Exercise requirements:
Locate each line with the string "from" in the listing below and copy it.

═════ Exercise materials ═════

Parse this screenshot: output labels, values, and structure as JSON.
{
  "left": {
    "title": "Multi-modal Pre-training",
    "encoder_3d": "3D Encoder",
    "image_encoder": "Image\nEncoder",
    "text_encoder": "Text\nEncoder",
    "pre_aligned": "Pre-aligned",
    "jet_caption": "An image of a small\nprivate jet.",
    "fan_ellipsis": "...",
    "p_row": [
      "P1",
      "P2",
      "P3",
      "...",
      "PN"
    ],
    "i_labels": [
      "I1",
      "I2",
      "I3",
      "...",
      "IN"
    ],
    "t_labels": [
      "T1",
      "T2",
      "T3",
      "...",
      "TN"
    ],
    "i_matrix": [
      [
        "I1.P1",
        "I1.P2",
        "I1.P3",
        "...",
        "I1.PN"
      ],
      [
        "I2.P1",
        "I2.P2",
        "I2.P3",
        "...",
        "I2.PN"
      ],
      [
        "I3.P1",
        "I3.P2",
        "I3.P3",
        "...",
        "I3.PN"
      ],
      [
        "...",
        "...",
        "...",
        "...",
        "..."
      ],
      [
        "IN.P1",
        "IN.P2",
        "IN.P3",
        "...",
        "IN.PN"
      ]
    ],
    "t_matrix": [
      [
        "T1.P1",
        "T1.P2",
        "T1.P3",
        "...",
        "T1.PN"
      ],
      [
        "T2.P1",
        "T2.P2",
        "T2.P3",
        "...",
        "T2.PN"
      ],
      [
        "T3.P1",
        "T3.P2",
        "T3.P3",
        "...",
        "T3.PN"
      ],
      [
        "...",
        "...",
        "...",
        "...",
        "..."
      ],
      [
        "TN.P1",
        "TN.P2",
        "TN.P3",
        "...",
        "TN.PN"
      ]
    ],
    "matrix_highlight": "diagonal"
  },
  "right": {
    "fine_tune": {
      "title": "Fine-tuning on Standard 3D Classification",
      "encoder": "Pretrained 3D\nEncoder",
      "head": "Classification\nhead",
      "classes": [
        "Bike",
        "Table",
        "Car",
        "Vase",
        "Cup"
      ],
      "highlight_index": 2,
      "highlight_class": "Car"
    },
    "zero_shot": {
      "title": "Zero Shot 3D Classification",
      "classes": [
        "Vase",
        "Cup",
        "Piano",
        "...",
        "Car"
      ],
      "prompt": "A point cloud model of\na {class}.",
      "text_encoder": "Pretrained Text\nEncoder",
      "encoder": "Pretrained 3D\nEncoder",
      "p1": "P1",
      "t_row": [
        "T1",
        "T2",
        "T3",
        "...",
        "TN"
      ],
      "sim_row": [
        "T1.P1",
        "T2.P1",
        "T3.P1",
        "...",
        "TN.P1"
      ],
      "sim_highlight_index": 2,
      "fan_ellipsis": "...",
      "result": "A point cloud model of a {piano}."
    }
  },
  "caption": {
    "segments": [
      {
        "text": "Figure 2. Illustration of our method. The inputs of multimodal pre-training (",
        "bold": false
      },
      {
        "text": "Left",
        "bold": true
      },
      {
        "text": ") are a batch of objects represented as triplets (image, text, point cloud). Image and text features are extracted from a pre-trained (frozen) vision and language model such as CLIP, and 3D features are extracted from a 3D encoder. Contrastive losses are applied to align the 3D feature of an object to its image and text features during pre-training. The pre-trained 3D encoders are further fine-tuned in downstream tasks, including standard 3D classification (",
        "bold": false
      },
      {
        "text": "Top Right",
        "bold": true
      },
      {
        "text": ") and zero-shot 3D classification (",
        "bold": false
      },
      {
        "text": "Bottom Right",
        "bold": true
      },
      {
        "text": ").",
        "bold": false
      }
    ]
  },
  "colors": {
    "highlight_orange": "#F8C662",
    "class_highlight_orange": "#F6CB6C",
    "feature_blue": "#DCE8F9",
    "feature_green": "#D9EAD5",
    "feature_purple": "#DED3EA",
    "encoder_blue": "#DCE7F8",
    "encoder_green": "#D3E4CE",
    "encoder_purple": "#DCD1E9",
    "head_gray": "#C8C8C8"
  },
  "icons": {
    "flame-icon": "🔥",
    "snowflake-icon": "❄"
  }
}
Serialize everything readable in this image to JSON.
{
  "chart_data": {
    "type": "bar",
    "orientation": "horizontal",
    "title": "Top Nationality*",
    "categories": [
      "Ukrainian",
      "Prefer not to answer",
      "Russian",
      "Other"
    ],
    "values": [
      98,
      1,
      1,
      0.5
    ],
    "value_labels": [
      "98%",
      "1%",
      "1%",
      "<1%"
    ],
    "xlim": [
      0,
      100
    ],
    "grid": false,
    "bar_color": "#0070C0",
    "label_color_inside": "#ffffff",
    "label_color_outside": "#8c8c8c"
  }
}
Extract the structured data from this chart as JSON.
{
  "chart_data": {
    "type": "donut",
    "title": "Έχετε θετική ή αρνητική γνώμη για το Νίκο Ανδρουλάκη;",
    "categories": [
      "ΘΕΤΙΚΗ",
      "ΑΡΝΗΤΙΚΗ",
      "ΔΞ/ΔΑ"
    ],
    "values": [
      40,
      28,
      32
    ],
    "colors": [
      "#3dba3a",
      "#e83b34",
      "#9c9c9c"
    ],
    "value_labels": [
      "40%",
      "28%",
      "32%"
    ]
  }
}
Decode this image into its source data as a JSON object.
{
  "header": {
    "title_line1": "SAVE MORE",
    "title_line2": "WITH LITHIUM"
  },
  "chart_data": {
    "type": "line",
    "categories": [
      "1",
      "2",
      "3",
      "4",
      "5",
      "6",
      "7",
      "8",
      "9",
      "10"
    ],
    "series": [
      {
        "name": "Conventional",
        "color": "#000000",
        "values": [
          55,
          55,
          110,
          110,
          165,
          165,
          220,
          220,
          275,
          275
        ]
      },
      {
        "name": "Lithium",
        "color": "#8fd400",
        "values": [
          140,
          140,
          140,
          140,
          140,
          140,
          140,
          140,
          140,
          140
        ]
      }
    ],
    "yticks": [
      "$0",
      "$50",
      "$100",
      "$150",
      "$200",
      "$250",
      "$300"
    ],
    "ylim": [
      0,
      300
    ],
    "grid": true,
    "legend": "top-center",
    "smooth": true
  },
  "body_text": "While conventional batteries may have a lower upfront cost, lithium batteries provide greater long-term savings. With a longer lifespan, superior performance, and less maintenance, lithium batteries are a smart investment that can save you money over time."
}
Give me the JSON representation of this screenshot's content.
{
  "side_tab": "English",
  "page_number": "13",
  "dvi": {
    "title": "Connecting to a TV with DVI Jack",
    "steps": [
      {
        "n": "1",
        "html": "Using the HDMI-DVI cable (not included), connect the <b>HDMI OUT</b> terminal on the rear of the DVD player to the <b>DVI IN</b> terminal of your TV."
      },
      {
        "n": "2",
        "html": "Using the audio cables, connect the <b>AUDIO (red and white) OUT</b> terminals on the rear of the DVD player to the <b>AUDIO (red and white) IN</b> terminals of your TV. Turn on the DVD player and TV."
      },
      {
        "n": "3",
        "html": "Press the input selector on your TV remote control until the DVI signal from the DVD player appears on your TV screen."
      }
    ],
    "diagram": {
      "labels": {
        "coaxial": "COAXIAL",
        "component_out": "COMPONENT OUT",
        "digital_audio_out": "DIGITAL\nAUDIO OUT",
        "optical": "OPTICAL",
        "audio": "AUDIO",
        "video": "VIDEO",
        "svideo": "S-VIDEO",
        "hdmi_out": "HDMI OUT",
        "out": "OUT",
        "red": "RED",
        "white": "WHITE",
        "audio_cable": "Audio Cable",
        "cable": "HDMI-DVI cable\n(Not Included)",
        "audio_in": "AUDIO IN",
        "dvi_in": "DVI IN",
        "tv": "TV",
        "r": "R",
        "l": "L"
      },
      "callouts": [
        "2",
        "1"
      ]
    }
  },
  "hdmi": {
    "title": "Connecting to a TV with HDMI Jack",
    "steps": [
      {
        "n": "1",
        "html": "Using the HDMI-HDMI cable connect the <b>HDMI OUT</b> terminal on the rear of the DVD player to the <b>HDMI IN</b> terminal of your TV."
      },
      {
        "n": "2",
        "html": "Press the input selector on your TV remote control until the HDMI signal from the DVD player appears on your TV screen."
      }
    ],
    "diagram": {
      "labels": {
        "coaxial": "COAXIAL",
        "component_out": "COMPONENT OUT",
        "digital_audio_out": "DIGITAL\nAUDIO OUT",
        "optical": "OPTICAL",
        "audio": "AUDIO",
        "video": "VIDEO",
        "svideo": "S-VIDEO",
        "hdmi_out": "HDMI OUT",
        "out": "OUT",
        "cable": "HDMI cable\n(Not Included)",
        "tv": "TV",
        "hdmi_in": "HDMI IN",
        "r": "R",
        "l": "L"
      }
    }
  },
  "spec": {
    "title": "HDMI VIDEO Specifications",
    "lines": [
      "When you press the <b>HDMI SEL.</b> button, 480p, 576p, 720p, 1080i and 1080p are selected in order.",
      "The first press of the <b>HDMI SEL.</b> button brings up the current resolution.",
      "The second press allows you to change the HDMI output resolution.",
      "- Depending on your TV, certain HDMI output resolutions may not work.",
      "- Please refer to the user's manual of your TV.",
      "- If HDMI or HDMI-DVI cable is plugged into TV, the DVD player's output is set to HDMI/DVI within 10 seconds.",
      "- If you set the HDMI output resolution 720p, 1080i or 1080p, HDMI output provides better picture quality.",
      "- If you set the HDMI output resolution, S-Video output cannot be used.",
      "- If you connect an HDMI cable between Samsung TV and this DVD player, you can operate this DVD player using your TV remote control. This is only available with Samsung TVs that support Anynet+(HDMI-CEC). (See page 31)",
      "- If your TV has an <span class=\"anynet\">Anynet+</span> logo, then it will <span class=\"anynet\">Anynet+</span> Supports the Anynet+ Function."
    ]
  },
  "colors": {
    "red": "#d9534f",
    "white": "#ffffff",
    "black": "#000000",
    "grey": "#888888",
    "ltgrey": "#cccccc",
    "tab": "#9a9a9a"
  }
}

═════

Output of the exercise:
        "text": ") are a batch of objects represented as triplets (image, text, point cloud). Image and text features are extracted from a pre-trained (frozen) vision and language model such as CLIP, and 3D features are extracted from a 3D encoder. Contrastive losses are applied to align the 3D feature of an object to its image and text features during pre-training. The pre-trained 3D encoders are further fine-tuned in downstream tasks, including standard 3D classification (",
Extract the structured data from this chart as JSON.
        "html": "Press the input selector on your TV remote control until the DVI signal from the DVD player appears on your TV screen."
        "html": "Press the input selector on your TV remote control until the HDMI signal from the DVD player appears on your TV screen."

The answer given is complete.